SET TASK: Give the total number of lines with the word "emballé" in them, and no other words.

+++

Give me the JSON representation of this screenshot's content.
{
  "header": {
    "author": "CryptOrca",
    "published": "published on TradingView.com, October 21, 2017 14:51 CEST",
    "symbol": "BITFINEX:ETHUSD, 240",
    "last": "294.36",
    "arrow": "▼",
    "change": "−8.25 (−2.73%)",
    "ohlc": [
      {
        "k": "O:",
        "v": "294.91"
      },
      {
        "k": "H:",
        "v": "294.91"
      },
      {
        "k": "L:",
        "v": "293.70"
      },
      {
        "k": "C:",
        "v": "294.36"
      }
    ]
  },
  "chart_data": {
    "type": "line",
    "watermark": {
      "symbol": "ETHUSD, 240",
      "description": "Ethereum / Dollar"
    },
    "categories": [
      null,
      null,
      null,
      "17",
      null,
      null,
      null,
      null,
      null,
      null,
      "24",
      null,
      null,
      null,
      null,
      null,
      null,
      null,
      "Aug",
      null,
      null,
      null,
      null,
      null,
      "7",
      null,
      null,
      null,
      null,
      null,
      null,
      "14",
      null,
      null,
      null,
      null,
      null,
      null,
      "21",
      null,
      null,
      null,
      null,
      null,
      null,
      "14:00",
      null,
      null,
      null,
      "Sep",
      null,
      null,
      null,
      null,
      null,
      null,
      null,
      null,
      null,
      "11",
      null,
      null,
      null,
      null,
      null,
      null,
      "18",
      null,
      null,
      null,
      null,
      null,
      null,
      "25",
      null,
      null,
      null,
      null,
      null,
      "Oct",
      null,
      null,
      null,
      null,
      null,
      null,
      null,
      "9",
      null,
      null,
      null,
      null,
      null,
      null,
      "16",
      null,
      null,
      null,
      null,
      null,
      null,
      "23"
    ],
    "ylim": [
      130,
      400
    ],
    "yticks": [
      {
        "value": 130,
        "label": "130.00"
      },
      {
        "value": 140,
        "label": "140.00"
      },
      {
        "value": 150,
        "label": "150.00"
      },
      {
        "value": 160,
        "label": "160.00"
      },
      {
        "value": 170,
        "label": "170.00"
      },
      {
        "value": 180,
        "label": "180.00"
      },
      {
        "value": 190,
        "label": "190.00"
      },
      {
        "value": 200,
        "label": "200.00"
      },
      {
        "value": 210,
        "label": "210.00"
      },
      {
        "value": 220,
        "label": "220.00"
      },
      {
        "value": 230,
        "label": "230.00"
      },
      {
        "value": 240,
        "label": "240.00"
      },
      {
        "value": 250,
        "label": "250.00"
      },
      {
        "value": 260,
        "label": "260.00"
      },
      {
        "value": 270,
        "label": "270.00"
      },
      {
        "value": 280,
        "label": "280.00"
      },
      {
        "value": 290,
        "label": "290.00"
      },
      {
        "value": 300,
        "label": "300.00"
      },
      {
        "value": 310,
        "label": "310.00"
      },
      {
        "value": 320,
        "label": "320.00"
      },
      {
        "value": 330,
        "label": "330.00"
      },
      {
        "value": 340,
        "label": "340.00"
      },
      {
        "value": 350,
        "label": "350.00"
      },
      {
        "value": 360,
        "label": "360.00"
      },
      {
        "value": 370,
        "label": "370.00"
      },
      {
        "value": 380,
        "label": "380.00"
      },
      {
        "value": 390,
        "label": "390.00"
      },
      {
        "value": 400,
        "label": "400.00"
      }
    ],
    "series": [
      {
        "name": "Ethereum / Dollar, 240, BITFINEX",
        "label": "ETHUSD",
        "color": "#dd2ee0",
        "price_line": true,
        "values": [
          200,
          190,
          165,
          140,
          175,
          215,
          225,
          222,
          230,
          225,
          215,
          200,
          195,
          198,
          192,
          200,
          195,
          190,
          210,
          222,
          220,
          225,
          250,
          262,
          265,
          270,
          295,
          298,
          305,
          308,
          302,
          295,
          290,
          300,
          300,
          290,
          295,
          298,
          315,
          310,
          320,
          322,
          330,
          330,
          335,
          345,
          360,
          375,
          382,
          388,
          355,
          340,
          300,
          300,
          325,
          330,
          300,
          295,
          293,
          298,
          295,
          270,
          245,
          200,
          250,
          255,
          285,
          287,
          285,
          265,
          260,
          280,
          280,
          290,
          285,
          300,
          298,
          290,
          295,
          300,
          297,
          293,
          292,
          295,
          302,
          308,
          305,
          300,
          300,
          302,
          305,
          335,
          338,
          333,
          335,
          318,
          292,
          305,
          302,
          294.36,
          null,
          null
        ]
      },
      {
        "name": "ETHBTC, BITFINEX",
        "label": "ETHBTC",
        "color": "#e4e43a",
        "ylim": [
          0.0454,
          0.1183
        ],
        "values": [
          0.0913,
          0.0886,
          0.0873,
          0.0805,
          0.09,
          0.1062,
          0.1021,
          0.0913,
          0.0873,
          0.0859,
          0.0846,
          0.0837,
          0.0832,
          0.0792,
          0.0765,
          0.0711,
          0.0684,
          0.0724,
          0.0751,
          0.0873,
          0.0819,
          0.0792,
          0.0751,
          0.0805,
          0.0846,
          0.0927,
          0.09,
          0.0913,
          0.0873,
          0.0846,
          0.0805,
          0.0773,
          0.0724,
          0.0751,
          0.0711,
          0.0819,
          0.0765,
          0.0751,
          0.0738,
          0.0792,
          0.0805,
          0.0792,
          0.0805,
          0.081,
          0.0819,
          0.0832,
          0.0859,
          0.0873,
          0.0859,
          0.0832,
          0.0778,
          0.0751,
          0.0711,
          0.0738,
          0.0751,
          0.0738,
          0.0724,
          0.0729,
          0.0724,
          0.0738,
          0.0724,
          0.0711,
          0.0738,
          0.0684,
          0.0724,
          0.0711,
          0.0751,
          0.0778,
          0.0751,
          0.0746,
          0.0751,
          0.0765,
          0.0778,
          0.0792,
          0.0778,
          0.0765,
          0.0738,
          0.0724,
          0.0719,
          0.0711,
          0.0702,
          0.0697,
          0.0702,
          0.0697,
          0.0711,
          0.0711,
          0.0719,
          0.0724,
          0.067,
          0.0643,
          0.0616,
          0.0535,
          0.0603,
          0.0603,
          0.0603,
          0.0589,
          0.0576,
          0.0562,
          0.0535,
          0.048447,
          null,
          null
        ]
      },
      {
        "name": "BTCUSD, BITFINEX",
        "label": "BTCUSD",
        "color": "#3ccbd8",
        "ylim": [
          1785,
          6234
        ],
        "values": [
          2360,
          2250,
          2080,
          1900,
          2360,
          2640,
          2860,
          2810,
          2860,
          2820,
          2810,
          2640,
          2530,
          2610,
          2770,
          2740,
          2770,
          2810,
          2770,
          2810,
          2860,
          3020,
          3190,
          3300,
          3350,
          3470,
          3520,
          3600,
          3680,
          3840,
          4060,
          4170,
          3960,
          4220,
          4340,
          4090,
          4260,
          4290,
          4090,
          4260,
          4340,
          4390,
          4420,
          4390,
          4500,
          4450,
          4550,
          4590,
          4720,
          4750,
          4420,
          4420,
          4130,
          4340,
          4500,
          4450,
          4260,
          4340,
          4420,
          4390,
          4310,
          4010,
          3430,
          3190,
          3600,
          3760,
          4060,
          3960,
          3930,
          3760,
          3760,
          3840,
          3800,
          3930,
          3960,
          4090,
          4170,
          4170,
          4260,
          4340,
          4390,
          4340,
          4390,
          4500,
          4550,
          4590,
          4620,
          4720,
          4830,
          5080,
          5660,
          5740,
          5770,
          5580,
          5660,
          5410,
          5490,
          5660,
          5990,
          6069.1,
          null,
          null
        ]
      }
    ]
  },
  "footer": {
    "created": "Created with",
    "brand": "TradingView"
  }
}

+++

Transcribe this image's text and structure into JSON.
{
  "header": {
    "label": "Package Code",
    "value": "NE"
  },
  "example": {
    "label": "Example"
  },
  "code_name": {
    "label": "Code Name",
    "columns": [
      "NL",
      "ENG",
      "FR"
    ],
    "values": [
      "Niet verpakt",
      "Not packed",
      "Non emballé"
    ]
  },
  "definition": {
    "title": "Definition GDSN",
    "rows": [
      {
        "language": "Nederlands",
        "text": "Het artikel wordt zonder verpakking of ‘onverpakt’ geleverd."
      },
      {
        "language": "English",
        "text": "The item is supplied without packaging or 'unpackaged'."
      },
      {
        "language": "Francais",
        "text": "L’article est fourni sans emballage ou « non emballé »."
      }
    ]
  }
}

+++

SOLUTION FOR THIS EXERCISE: 2